Work to complete - A line counts if it contains the string "Step"; say how many such lines there are, giving only the number.

-- start Data supplied --

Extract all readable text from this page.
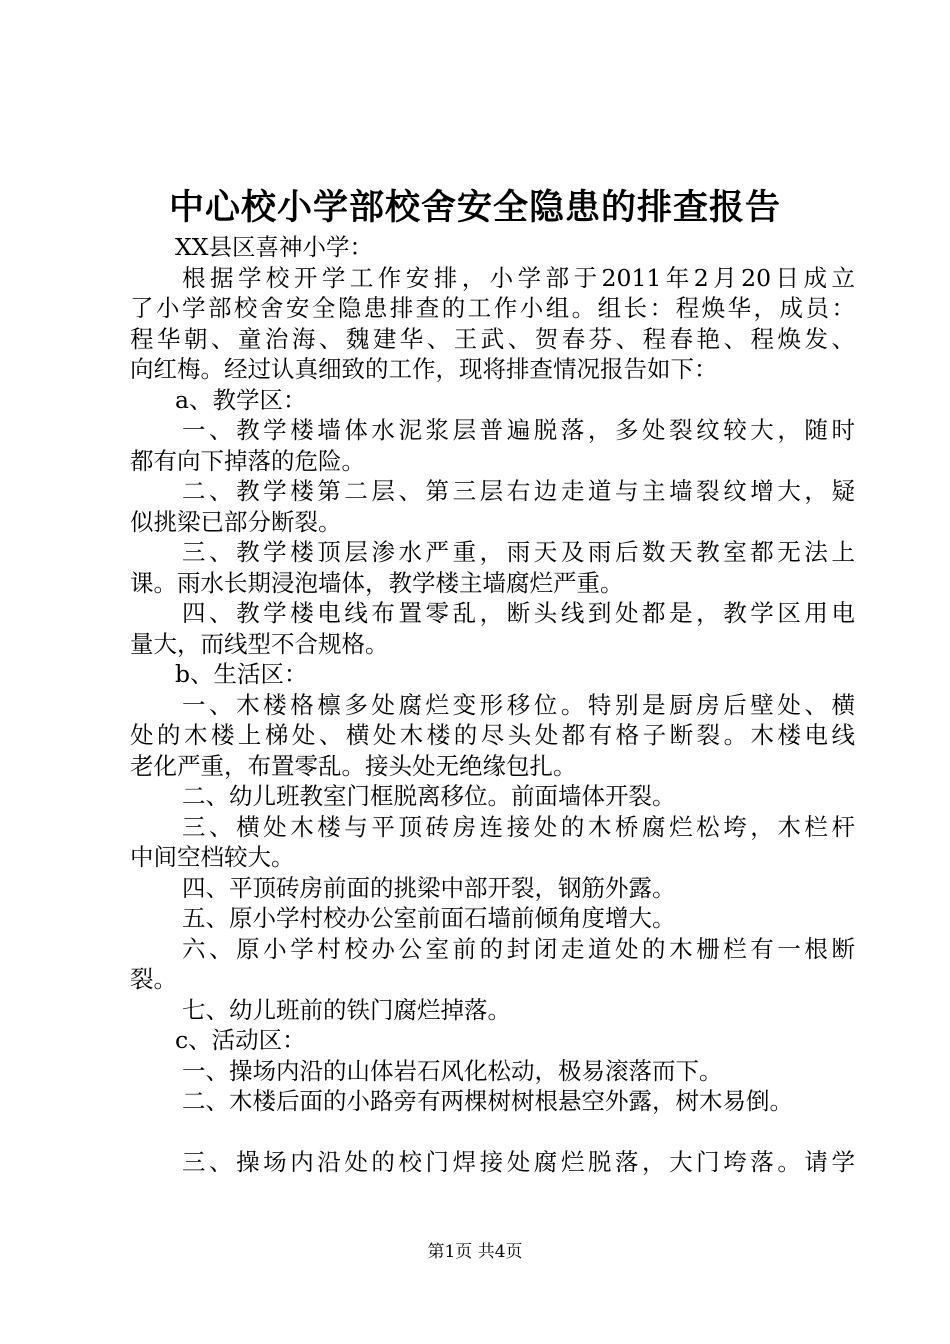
中心校小学部校舍安全隐患的排查报告
XX县区喜神小学：
根据学校开学工作安排，小学部于2011年2月20日成立
了小学部校舍安全隐患排查的工作小组。组长：程焕华，成员：
程华朝、童治海、魏建华、王武、贺春芬、程春艳、程焕发、
向红梅。经过认真细致的工作，现将排查情况报告如下：
a、教学区：
一、教学楼墙体水泥浆层普遍脱落，多处裂纹较大，随时
都有向下掉落的危险。
二、教学楼第二层、第三层右边走道与主墙裂纹增大，疑
似挑梁已部分断裂。
三、教学楼顶层渗水严重，雨天及雨后数天教室都无法上
课。雨水长期浸泡墙体，教学楼主墙腐烂严重。
四、教学楼电线布置零乱，断头线到处都是，教学区用电
量大，而线型不合规格。
b、生活区：
一、木楼格檩多处腐烂变形移位。特别是厨房后壁处、横
处的木楼上梯处、横处木楼的尽头处都有格子断裂。木楼电线
老化严重，布置零乱。接头处无绝缘包扎。
二、幼儿班教室门框脱离移位。前面墙体开裂。
三、横处木楼与平顶砖房连接处的木桥腐烂松垮，木栏杆
中间空档较大。
四、平顶砖房前面的挑梁中部开裂，钢筋外露。
五、原小学村校办公室前面石墙前倾角度增大。
六、原小学村校办公室前的封闭走道处的木栅栏有一根断
裂。
七、幼儿班前的铁门腐烂掉落。
c、活动区：
一、操场内沿的山体岩石风化松动，极易滚落而下。
二、木楼后面的小路旁有两棵树树根悬空外露，树木易倒。
三、操场内沿处的校门焊接处腐烂脱落，大门垮落。请学
第1页 共4页
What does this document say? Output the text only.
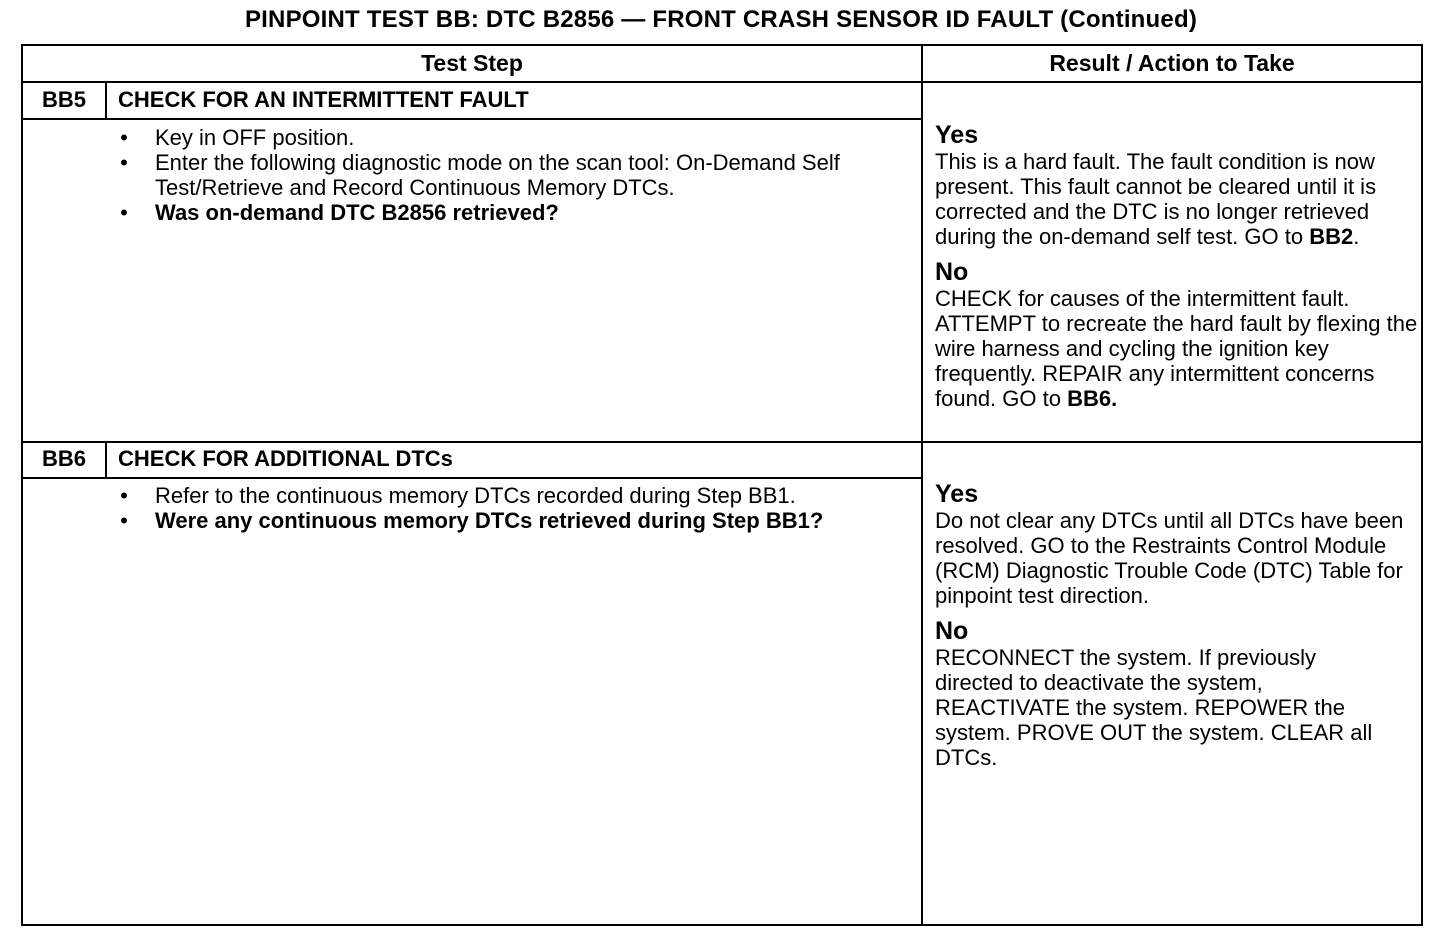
PINPOINT TEST BB: DTC B2856 — FRONT CRASH SENSOR ID FAULT (Continued)
Test Step	Result / Action to Take
BB5	CHECK FOR AN INTERMITTENT FAULT
• Key in OFF position.
• Enter the following diagnostic mode on the scan tool: On-Demand Self Test/Retrieve and Record Continuous Memory DTCs.
• Was on-demand DTC B2856 retrieved?
Yes
This is a hard fault. The fault condition is now present. This fault cannot be cleared until it is corrected and the DTC is no longer retrieved during the on-demand self test. GO to BB2.
No
CHECK for causes of the intermittent fault. ATTEMPT to recreate the hard fault by flexing the wire harness and cycling the ignition key frequently. REPAIR any intermittent concerns found. GO to BB6.
BB6	CHECK FOR ADDITIONAL DTCs
• Refer to the continuous memory DTCs recorded during Step BB1.
• Were any continuous memory DTCs retrieved during Step BB1?
Yes
Do not clear any DTCs until all DTCs have been resolved. GO to the Restraints Control Module (RCM) Diagnostic Trouble Code (DTC) Table for pinpoint test direction.
No
RECONNECT the system. If previously directed to deactivate the system, REACTIVATE the system. REPOWER the system. PROVE OUT the system. CLEAR all DTCs.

-- end Data supplied --

Output of the task - 3